:: Written request ::
Set down the full listing exactly as given. Any pictures are to be left out.

Extracted data entries:
┌────────
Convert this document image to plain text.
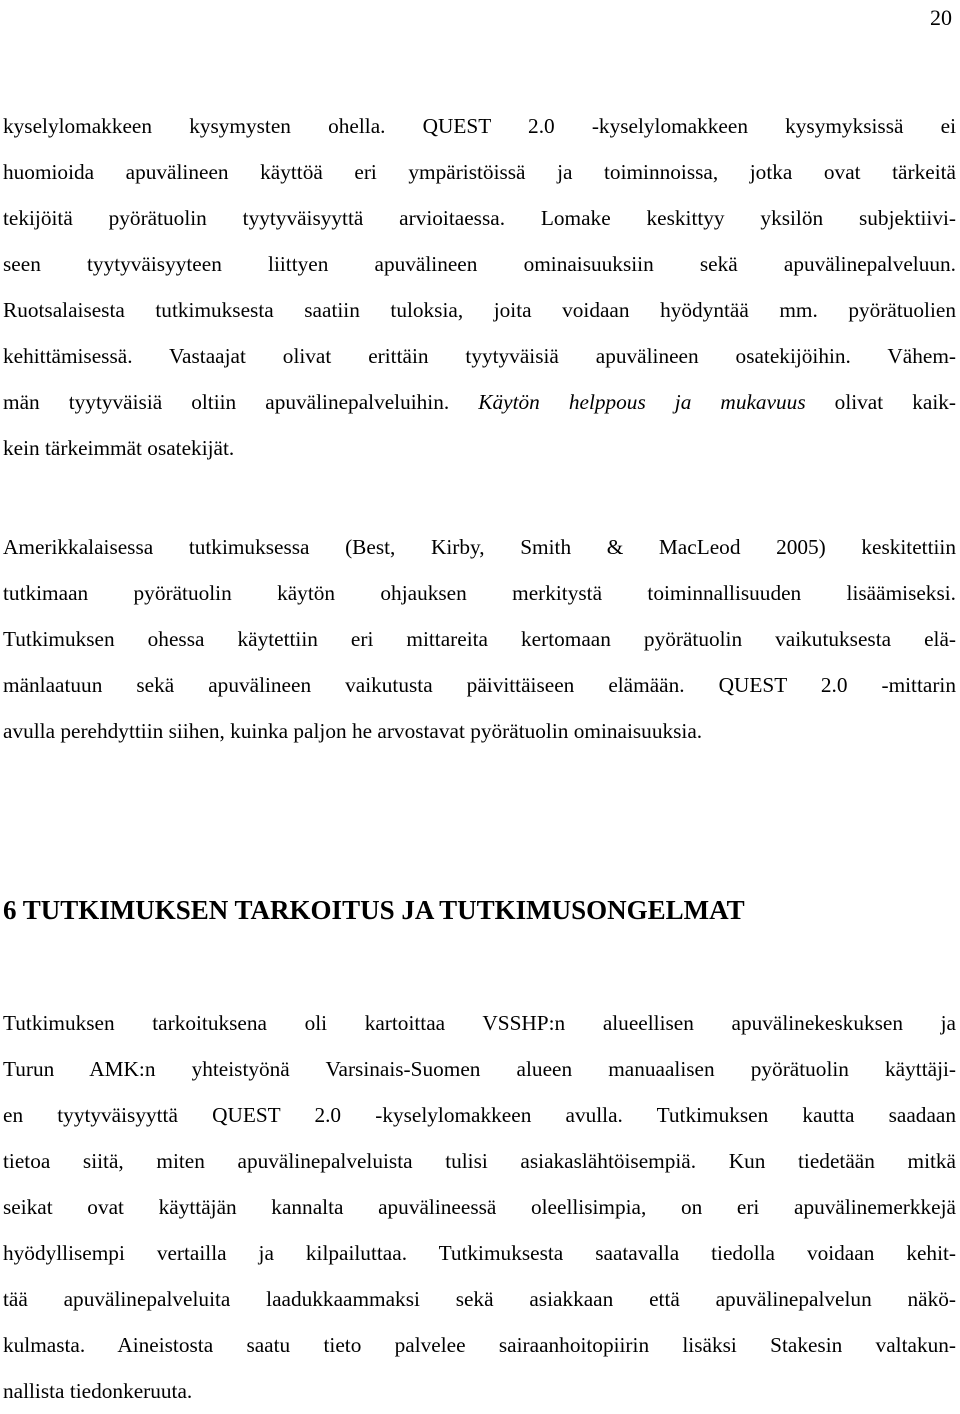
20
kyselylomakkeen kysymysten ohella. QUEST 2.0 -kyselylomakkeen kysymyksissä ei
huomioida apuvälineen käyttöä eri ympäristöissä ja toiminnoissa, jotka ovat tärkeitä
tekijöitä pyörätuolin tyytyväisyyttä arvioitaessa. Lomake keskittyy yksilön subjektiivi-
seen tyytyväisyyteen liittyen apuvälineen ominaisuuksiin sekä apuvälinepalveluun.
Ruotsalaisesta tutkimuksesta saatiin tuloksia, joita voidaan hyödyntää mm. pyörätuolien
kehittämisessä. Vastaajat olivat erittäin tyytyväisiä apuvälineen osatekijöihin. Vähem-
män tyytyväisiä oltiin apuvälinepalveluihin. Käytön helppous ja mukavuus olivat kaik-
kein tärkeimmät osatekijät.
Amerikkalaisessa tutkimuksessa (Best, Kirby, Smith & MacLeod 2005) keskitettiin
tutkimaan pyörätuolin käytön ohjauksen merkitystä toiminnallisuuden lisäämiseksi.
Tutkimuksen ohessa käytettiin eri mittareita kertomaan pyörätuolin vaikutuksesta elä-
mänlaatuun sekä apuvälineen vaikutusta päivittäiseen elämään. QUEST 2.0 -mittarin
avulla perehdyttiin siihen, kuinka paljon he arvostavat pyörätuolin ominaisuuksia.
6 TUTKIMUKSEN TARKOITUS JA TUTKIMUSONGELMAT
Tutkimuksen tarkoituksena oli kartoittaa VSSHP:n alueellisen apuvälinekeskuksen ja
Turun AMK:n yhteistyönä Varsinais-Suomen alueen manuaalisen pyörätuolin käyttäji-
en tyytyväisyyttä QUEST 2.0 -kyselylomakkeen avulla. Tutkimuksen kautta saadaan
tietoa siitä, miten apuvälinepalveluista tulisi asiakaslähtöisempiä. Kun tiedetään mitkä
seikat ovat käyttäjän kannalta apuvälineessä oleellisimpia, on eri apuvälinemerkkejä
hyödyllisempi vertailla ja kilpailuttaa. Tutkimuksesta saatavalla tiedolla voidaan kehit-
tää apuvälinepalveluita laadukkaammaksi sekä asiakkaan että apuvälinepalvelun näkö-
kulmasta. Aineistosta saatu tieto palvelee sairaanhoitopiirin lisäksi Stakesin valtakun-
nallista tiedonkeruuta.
└────────
:: Right answer ::
Convert this document image to plain text.
20
kyselylomakkeen kysymysten ohella. QUEST 2.0 -kyselylomakkeen kysymyksissä ei
huomioida apuvälineen käyttöä eri ympäristöissä ja toiminnoissa, jotka ovat tärkeitä
tekijöitä pyörätuolin tyytyväisyyttä arvioitaessa. Lomake keskittyy yksilön subjektiivi-
seen tyytyväisyyteen liittyen apuvälineen ominaisuuksiin sekä apuvälinepalveluun.
Ruotsalaisesta tutkimuksesta saatiin tuloksia, joita voidaan hyödyntää mm. pyörätuolien
kehittämisessä. Vastaajat olivat erittäin tyytyväisiä apuvälineen osatekijöihin. Vähem-
män tyytyväisiä oltiin apuvälinepalveluihin. Käytön helppous ja mukavuus olivat kaik-
kein tärkeimmät osatekijät.
Amerikkalaisessa tutkimuksessa (Best, Kirby, Smith & MacLeod 2005) keskitettiin
tutkimaan pyörätuolin käytön ohjauksen merkitystä toiminnallisuuden lisäämiseksi.
Tutkimuksen ohessa käytettiin eri mittareita kertomaan pyörätuolin vaikutuksesta elä-
mänlaatuun sekä apuvälineen vaikutusta päivittäiseen elämään. QUEST 2.0 -mittarin
avulla perehdyttiin siihen, kuinka paljon he arvostavat pyörätuolin ominaisuuksia.
6 TUTKIMUKSEN TARKOITUS JA TUTKIMUSONGELMAT
Tutkimuksen tarkoituksena oli kartoittaa VSSHP:n alueellisen apuvälinekeskuksen ja
Turun AMK:n yhteistyönä Varsinais-Suomen alueen manuaalisen pyörätuolin käyttäji-
en tyytyväisyyttä QUEST 2.0 -kyselylomakkeen avulla. Tutkimuksen kautta saadaan
tietoa siitä, miten apuvälinepalveluista tulisi asiakaslähtöisempiä. Kun tiedetään mitkä
seikat ovat käyttäjän kannalta apuvälineessä oleellisimpia, on eri apuvälinemerkkejä
hyödyllisempi vertailla ja kilpailuttaa. Tutkimuksesta saatavalla tiedolla voidaan kehit-
tää apuvälinepalveluita laadukkaammaksi sekä asiakkaan että apuvälinepalvelun näkö-
kulmasta. Aineistosta saatu tieto palvelee sairaanhoitopiirin lisäksi Stakesin valtakun-
nallista tiedonkeruuta.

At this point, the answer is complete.